Your instructions: Every line that contains "dolor" counts once; give the total number of such lines, with no other words.

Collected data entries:
- - - - -

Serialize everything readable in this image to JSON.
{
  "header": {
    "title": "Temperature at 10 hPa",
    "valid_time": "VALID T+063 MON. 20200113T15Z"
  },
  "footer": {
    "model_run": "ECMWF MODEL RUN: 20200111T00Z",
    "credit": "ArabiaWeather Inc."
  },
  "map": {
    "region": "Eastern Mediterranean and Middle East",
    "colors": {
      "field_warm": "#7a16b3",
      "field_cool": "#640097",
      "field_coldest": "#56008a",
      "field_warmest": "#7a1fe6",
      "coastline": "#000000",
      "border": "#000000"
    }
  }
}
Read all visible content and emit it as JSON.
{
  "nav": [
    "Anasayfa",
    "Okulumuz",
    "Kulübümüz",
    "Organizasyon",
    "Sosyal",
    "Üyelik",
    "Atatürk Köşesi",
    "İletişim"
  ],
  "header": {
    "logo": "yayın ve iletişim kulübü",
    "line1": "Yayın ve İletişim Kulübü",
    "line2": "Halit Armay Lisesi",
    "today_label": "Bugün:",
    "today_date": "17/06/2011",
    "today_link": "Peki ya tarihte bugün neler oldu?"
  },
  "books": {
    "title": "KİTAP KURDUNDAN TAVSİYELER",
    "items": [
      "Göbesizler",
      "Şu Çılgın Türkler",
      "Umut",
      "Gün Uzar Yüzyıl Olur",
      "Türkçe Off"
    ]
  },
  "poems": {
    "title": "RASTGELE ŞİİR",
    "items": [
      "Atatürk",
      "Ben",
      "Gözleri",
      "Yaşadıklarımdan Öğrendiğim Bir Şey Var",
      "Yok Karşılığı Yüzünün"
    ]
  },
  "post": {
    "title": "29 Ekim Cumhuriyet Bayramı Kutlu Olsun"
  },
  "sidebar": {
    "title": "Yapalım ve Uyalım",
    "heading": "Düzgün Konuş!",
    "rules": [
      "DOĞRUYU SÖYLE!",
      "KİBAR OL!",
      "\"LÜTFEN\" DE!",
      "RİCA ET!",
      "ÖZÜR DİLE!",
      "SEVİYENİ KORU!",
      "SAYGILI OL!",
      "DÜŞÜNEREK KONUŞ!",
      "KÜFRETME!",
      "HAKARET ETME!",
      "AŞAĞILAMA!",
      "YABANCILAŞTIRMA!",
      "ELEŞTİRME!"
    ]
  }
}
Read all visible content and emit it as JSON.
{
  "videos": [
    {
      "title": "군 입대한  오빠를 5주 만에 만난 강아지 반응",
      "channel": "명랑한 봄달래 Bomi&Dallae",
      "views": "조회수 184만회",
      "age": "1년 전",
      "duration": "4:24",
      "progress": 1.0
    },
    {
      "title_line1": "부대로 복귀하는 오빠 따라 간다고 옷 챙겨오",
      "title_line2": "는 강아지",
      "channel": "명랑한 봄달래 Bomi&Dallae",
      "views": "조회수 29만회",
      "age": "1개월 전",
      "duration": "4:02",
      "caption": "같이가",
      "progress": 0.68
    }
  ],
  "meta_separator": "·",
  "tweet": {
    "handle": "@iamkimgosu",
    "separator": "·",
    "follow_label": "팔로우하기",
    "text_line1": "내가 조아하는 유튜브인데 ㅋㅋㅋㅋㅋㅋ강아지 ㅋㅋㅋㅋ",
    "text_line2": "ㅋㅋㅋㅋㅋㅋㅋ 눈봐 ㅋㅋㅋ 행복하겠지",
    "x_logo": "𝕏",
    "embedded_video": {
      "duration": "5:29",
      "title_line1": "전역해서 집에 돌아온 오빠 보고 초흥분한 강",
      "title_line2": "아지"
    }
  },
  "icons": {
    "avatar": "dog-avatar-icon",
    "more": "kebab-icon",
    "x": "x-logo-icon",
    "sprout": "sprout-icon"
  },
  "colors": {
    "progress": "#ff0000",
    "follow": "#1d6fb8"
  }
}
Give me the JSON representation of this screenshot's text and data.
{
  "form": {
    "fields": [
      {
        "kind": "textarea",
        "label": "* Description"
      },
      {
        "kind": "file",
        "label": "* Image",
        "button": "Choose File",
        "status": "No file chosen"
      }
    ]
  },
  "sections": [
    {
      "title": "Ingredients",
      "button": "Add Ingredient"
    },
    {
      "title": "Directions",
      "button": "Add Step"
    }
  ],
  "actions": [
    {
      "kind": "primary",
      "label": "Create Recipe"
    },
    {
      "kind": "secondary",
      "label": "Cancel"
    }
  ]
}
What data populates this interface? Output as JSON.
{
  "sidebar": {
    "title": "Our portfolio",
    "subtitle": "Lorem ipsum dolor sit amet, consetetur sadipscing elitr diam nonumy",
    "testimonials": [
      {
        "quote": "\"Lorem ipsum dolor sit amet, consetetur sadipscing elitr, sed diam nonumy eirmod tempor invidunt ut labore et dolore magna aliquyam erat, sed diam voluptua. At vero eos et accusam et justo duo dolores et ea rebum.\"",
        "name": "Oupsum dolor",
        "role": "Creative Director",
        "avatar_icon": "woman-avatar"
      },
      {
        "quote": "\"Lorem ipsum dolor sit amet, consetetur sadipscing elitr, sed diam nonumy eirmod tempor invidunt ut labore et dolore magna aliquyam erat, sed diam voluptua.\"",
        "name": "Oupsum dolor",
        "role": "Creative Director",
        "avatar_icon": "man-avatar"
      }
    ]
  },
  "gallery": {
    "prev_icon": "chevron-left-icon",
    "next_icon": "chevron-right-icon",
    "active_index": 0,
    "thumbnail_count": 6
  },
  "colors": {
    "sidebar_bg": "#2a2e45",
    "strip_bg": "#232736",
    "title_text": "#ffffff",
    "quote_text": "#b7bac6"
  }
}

- - - - -

Answer to the problem: 5